▶ _What the exercise asks_: Take all the material and copy it exactly.

[BEGIN Information given]

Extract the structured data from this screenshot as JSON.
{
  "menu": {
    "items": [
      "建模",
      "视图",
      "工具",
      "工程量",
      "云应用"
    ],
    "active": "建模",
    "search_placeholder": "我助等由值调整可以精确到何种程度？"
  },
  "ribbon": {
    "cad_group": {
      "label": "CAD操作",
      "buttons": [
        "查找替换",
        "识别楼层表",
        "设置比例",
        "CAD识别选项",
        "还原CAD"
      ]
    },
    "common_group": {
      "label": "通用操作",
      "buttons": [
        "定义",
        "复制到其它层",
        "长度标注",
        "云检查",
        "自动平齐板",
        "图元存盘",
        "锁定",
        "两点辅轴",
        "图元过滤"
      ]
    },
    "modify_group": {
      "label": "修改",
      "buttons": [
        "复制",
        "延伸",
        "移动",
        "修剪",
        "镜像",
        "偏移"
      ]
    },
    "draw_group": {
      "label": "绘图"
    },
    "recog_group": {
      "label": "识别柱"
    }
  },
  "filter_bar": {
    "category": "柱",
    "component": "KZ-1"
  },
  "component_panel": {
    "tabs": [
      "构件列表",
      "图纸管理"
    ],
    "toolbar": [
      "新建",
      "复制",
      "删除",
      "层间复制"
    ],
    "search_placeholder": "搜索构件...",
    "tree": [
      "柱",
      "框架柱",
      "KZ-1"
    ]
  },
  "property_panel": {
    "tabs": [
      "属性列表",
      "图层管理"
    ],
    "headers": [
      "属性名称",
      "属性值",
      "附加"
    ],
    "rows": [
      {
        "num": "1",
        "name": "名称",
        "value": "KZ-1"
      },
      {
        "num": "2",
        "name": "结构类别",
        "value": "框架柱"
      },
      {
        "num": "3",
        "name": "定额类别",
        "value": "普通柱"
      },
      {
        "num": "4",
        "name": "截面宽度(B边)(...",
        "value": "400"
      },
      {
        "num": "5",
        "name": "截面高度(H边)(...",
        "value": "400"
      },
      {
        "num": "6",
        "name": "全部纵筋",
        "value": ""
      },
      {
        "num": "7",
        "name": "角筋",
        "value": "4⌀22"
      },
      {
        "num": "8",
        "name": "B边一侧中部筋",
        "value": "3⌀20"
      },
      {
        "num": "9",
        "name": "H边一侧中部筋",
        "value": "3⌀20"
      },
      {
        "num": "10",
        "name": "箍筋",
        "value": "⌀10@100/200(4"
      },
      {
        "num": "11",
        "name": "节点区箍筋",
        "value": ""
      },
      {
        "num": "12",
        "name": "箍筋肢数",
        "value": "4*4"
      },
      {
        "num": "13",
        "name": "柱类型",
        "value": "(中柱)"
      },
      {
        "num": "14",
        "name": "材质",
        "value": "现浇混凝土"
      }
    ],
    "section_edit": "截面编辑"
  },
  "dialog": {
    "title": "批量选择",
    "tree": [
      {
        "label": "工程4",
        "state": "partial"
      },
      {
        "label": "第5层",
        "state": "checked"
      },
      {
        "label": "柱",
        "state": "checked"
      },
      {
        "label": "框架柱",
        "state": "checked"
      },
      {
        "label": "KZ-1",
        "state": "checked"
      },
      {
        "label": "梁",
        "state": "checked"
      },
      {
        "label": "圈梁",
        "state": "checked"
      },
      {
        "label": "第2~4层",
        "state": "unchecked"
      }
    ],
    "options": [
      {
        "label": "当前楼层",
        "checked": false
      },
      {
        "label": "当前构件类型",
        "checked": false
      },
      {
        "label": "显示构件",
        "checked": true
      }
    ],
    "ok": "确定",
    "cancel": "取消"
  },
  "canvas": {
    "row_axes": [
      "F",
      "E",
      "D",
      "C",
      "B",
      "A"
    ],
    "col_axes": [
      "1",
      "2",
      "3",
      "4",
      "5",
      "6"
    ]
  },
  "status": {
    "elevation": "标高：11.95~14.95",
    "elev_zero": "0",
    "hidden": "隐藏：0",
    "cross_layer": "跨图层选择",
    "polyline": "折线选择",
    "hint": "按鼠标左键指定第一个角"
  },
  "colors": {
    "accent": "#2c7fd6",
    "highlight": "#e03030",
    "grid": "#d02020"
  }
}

[END Information given]

▶ _Answer to this problem_:
Extract the structured data from this screenshot as JSON.
{
  "menu": {
    "items": [
      "建模",
      "视图",
      "工具",
      "工程量",
      "云应用"
    ],
    "active": "建模",
    "search_placeholder": "我助等由值调整可以精确到何种程度？"
  },
  "ribbon": {
    "cad_group": {
      "label": "CAD操作",
      "buttons": [
        "查找替换",
        "识别楼层表",
        "设置比例",
        "CAD识别选项",
        "还原CAD"
      ]
    },
    "common_group": {
      "label": "通用操作",
      "buttons": [
        "定义",
        "复制到其它层",
        "长度标注",
        "云检查",
        "自动平齐板",
        "图元存盘",
        "锁定",
        "两点辅轴",
        "图元过滤"
      ]
    },
    "modify_group": {
      "label": "修改",
      "buttons": [
        "复制",
        "延伸",
        "移动",
        "修剪",
        "镜像",
        "偏移"
      ]
    },
    "draw_group": {
      "label": "绘图"
    },
    "recog_group": {
      "label": "识别柱"
    }
  },
  "filter_bar": {
    "category": "柱",
    "component": "KZ-1"
  },
  "component_panel": {
    "tabs": [
      "构件列表",
      "图纸管理"
    ],
    "toolbar": [
      "新建",
      "复制",
      "删除",
      "层间复制"
    ],
    "search_placeholder": "搜索构件...",
    "tree": [
      "柱",
      "框架柱",
      "KZ-1"
    ]
  },
  "property_panel": {
    "tabs": [
      "属性列表",
      "图层管理"
    ],
    "headers": [
      "属性名称",
      "属性值",
      "附加"
    ],
    "rows": [
      {
        "num": "1",
        "name": "名称",
        "value": "KZ-1"
      },
      {
        "num": "2",
        "name": "结构类别",
        "value": "框架柱"
      },
      {
        "num": "3",
        "name": "定额类别",
        "value": "普通柱"
      },
      {
        "num": "4",
        "name": "截面宽度(B边)(...",
        "value": "400"
      },
      {
        "num": "5",
        "name": "截面高度(H边)(...",
        "value": "400"
      },
      {
        "num": "6",
        "name": "全部纵筋",
        "value": ""
      },
      {
        "num": "7",
        "name": "角筋",
        "value": "4⌀22"
      },
      {
        "num": "8",
        "name": "B边一侧中部筋",
        "value": "3⌀20"
      },
      {
        "num": "9",
        "name": "H边一侧中部筋",
        "value": "3⌀20"
      },
      {
        "num": "10",
        "name": "箍筋",
        "value": "⌀10@100/200(4"
      },
      {
        "num": "11",
        "name": "节点区箍筋",
        "value": ""
      },
      {
        "num": "12",
        "name": "箍筋肢数",
        "value": "4*4"
      },
      {
        "num": "13",
        "name": "柱类型",
        "value": "(中柱)"
      },
      {
        "num": "14",
        "name": "材质",
        "value": "现浇混凝土"
      }
    ],
    "section_edit": "截面编辑"
  },
  "dialog": {
    "title": "批量选择",
    "tree": [
      {
        "label": "工程4",
        "state": "partial"
      },
      {
        "label": "第5层",
        "state": "checked"
      },
      {
        "label": "柱",
        "state": "checked"
      },
      {
        "label": "框架柱",
        "state": "checked"
      },
      {
        "label": "KZ-1",
        "state": "checked"
      },
      {
        "label": "梁",
        "state": "checked"
      },
      {
        "label": "圈梁",
        "state": "checked"
      },
      {
        "label": "第2~4层",
        "state": "unchecked"
      }
    ],
    "options": [
      {
        "label": "当前楼层",
        "checked": false
      },
      {
        "label": "当前构件类型",
        "checked": false
      },
      {
        "label": "显示构件",
        "checked": true
      }
    ],
    "ok": "确定",
    "cancel": "取消"
  },
  "canvas": {
    "row_axes": [
      "F",
      "E",
      "D",
      "C",
      "B",
      "A"
    ],
    "col_axes": [
      "1",
      "2",
      "3",
      "4",
      "5",
      "6"
    ]
  },
  "status": {
    "elevation": "标高：11.95~14.95",
    "elev_zero": "0",
    "hidden": "隐藏：0",
    "cross_layer": "跨图层选择",
    "polyline": "折线选择",
    "hint": "按鼠标左键指定第一个角"
  },
  "colors": {
    "accent": "#2c7fd6",
    "highlight": "#e03030",
    "grid": "#d02020"
  }
}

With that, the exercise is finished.